__LISTED RECORDS__:
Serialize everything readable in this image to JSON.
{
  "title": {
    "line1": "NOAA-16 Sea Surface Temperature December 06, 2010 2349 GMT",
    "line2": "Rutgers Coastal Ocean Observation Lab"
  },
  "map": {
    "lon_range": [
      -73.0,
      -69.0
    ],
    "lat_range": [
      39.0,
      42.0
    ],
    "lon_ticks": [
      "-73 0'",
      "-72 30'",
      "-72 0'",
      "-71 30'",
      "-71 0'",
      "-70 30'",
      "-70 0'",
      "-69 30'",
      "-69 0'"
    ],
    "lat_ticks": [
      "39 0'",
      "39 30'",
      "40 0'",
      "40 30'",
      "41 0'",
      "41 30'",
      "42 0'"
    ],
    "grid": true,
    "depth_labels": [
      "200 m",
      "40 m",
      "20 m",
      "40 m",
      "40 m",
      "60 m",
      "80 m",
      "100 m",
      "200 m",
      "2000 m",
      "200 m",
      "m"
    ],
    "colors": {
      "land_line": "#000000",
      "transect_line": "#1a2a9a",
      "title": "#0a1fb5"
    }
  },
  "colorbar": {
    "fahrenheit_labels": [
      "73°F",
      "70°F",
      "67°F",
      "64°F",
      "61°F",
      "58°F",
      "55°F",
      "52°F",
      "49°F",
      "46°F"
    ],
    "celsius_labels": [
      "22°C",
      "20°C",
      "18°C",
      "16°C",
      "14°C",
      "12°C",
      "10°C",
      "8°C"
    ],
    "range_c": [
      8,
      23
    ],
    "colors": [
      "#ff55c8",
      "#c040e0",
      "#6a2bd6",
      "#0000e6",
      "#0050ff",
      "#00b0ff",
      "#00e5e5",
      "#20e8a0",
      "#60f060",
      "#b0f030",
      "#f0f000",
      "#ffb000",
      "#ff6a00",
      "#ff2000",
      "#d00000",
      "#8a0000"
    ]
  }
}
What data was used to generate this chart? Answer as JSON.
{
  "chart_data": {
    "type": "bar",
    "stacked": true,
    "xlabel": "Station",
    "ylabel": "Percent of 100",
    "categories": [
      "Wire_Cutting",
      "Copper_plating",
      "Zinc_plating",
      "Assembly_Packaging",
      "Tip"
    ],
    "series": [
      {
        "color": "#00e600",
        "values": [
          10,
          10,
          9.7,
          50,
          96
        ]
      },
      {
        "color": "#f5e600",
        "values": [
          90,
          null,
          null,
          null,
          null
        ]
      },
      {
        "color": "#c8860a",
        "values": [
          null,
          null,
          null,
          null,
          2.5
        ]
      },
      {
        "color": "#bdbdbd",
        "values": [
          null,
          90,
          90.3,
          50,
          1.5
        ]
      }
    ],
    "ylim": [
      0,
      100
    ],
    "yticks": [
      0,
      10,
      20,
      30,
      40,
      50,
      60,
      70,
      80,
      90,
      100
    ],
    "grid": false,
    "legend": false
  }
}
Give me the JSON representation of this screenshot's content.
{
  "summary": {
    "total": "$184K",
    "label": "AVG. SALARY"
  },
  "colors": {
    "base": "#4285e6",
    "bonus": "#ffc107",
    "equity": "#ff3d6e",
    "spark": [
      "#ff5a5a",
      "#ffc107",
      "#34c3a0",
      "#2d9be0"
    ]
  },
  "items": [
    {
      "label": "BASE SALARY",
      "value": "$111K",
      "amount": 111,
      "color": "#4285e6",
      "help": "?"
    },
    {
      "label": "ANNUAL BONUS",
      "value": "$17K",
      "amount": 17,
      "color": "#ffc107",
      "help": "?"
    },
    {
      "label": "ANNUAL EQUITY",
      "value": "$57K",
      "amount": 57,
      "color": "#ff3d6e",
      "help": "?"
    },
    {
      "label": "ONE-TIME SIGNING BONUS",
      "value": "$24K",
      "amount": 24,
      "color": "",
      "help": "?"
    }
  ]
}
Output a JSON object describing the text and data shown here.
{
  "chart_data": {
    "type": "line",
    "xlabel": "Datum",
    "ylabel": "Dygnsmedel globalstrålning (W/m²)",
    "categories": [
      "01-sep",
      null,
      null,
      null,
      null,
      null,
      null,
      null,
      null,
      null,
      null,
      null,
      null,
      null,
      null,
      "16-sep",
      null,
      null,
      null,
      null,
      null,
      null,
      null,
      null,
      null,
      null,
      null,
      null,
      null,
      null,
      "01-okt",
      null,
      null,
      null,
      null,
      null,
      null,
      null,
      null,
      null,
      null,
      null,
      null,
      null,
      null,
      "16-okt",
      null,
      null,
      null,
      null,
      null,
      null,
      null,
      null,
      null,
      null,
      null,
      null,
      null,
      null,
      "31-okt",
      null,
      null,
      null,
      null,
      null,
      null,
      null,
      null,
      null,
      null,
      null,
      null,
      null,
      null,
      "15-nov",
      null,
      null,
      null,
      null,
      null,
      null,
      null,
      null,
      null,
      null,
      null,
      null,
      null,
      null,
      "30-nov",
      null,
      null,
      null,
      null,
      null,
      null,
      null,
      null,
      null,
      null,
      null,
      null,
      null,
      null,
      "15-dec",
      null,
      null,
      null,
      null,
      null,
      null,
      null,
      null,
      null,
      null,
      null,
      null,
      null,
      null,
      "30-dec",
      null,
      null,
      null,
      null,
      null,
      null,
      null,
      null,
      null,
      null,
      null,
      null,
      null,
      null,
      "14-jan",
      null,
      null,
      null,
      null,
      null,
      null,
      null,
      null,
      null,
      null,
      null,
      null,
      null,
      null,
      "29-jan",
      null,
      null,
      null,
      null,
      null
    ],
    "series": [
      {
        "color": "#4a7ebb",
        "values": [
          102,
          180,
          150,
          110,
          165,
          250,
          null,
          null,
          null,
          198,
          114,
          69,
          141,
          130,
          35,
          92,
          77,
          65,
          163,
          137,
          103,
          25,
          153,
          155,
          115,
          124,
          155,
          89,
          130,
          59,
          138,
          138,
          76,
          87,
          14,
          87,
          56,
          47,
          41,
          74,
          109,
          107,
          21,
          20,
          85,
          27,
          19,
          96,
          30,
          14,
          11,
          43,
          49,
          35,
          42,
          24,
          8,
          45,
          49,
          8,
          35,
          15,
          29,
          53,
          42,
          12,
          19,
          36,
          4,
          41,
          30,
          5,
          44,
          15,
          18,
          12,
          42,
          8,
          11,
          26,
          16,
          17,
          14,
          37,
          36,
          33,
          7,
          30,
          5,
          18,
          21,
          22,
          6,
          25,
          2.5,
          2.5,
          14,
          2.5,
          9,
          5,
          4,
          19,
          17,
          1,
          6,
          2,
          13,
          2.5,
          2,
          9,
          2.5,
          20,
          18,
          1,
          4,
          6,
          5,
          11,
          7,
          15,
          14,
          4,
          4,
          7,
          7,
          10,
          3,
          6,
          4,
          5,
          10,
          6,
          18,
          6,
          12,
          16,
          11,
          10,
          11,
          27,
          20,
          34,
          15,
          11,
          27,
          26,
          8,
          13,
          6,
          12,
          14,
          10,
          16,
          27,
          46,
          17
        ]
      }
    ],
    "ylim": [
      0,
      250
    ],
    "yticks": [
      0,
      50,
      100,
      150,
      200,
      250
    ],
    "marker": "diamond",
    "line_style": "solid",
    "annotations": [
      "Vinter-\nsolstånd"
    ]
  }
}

__WRITTEN TASK__: In this exercise, repeat all entries exactly.

__ANSWER__:
Serialize everything readable in this image to JSON.
{
  "title": {
    "line1": "NOAA-16 Sea Surface Temperature December 06, 2010 2349 GMT",
    "line2": "Rutgers Coastal Ocean Observation Lab"
  },
  "map": {
    "lon_range": [
      -73.0,
      -69.0
    ],
    "lat_range": [
      39.0,
      42.0
    ],
    "lon_ticks": [
      "-73 0'",
      "-72 30'",
      "-72 0'",
      "-71 30'",
      "-71 0'",
      "-70 30'",
      "-70 0'",
      "-69 30'",
      "-69 0'"
    ],
    "lat_ticks": [
      "39 0'",
      "39 30'",
      "40 0'",
      "40 30'",
      "41 0'",
      "41 30'",
      "42 0'"
    ],
    "grid": true,
    "depth_labels": [
      "200 m",
      "40 m",
      "20 m",
      "40 m",
      "40 m",
      "60 m",
      "80 m",
      "100 m",
      "200 m",
      "2000 m",
      "200 m",
      "m"
    ],
    "colors": {
      "land_line": "#000000",
      "transect_line": "#1a2a9a",
      "title": "#0a1fb5"
    }
  },
  "colorbar": {
    "fahrenheit_labels": [
      "73°F",
      "70°F",
      "67°F",
      "64°F",
      "61°F",
      "58°F",
      "55°F",
      "52°F",
      "49°F",
      "46°F"
    ],
    "celsius_labels": [
      "22°C",
      "20°C",
      "18°C",
      "16°C",
      "14°C",
      "12°C",
      "10°C",
      "8°C"
    ],
    "range_c": [
      8,
      23
    ],
    "colors": [
      "#ff55c8",
      "#c040e0",
      "#6a2bd6",
      "#0000e6",
      "#0050ff",
      "#00b0ff",
      "#00e5e5",
      "#20e8a0",
      "#60f060",
      "#b0f030",
      "#f0f000",
      "#ffb000",
      "#ff6a00",
      "#ff2000",
      "#d00000",
      "#8a0000"
    ]
  }
}
What data was used to generate this chart? Answer as JSON.
{
  "chart_data": {
    "type": "bar",
    "stacked": true,
    "xlabel": "Station",
    "ylabel": "Percent of 100",
    "categories": [
      "Wire_Cutting",
      "Copper_plating",
      "Zinc_plating",
      "Assembly_Packaging",
      "Tip"
    ],
    "series": [
      {
        "color": "#00e600",
        "values": [
          10,
          10,
          9.7,
          50,
          96
        ]
      },
      {
        "color": "#f5e600",
        "values": [
          90,
          null,
          null,
          null,
          null
        ]
      },
      {
        "color": "#c8860a",
        "values": [
          null,
          null,
          null,
          null,
          2.5
        ]
      },
      {
        "color": "#bdbdbd",
        "values": [
          null,
          90,
          90.3,
          50,
          1.5
        ]
      }
    ],
    "ylim": [
      0,
      100
    ],
    "yticks": [
      0,
      10,
      20,
      30,
      40,
      50,
      60,
      70,
      80,
      90,
      100
    ],
    "grid": false,
    "legend": false
  }
}
Give me the JSON representation of this screenshot's content.
{
  "summary": {
    "total": "$184K",
    "label": "AVG. SALARY"
  },
  "colors": {
    "base": "#4285e6",
    "bonus": "#ffc107",
    "equity": "#ff3d6e",
    "spark": [
      "#ff5a5a",
      "#ffc107",
      "#34c3a0",
      "#2d9be0"
    ]
  },
  "items": [
    {
      "label": "BASE SALARY",
      "value": "$111K",
      "amount": 111,
      "color": "#4285e6",
      "help": "?"
    },
    {
      "label": "ANNUAL BONUS",
      "value": "$17K",
      "amount": 17,
      "color": "#ffc107",
      "help": "?"
    },
    {
      "label": "ANNUAL EQUITY",
      "value": "$57K",
      "amount": 57,
      "color": "#ff3d6e",
      "help": "?"
    },
    {
      "label": "ONE-TIME SIGNING BONUS",
      "value": "$24K",
      "amount": 24,
      "color": "",
      "help": "?"
    }
  ]
}
Output a JSON object describing the text and data shown here.
{
  "chart_data": {
    "type": "line",
    "xlabel": "Datum",
    "ylabel": "Dygnsmedel globalstrålning (W/m²)",
    "categories": [
      "01-sep",
      null,
      null,
      null,
      null,
      null,
      null,
      null,
      null,
      null,
      null,
      null,
      null,
      null,
      null,
      "16-sep",
      null,
      null,
      null,
      null,
      null,
      null,
      null,
      null,
      null,
      null,
      null,
      null,
      null,
      null,
      "01-okt",
      null,
      null,
      null,
      null,
      null,
      null,
      null,
      null,
      null,
      null,
      null,
      null,
      null,
      null,
      "16-okt",
      null,
      null,
      null,
      null,
      null,
      null,
      null,
      null,
      null,
      null,
      null,
      null,
      null,
      null,
      "31-okt",
      null,
      null,
      null,
      null,
      null,
      null,
      null,
      null,
      null,
      null,
      null,
      null,
      null,
      null,
      "15-nov",
      null,
      null,
      null,
      null,
      null,
      null,
      null,
      null,
      null,
      null,
      null,
      null,
      null,
      null,
      "30-nov",
      null,
      null,
      null,
      null,
      null,
      null,
      null,
      null,
      null,
      null,
      null,
      null,
      null,
      null,
      "15-dec",
      null,
      null,
      null,
      null,
      null,
      null,
      null,
      null,
      null,
      null,
      null,
      null,
      null,
      null,
      "30-dec",
      null,
      null,
      null,
      null,
      null,
      null,
      null,
      null,
      null,
      null,
      null,
      null,
      null,
      null,
      "14-jan",
      null,
      null,
      null,
      null,
      null,
      null,
      null,
      null,
      null,
      null,
      null,
      null,
      null,
      null,
      "29-jan",
      null,
      null,
      null,
      null,
      null
    ],
    "series": [
      {
        "color": "#4a7ebb",
        "values": [
          102,
          180,
          150,
          110,
          165,
          250,
          null,
          null,
          null,
          198,
          114,
          69,
          141,
          130,
          35,
          92,
          77,
          65,
          163,
          137,
          103,
          25,
          153,
          155,
          115,
          124,
          155,
          89,
          130,
          59,
          138,
          138,
          76,
          87,
          14,
          87,
          56,
          47,
          41,
          74,
          109,
          107,
          21,
          20,
          85,
          27,
          19,
          96,
          30,
          14,
          11,
          43,
          49,
          35,
          42,
          24,
          8,
          45,
          49,
          8,
          35,
          15,
          29,
          53,
          42,
          12,
          19,
          36,
          4,
          41,
          30,
          5,
          44,
          15,
          18,
          12,
          42,
          8,
          11,
          26,
          16,
          17,
          14,
          37,
          36,
          33,
          7,
          30,
          5,
          18,
          21,
          22,
          6,
          25,
          2.5,
          2.5,
          14,
          2.5,
          9,
          5,
          4,
          19,
          17,
          1,
          6,
          2,
          13,
          2.5,
          2,
          9,
          2.5,
          20,
          18,
          1,
          4,
          6,
          5,
          11,
          7,
          15,
          14,
          4,
          4,
          7,
          7,
          10,
          3,
          6,
          4,
          5,
          10,
          6,
          18,
          6,
          12,
          16,
          11,
          10,
          11,
          27,
          20,
          34,
          15,
          11,
          27,
          26,
          8,
          13,
          6,
          12,
          14,
          10,
          16,
          27,
          46,
          17
        ]
      }
    ],
    "ylim": [
      0,
      250
    ],
    "yticks": [
      0,
      50,
      100,
      150,
      200,
      250
    ],
    "marker": "diamond",
    "line_style": "solid",
    "annotations": [
      "Vinter-\nsolstånd"
    ]
  }
}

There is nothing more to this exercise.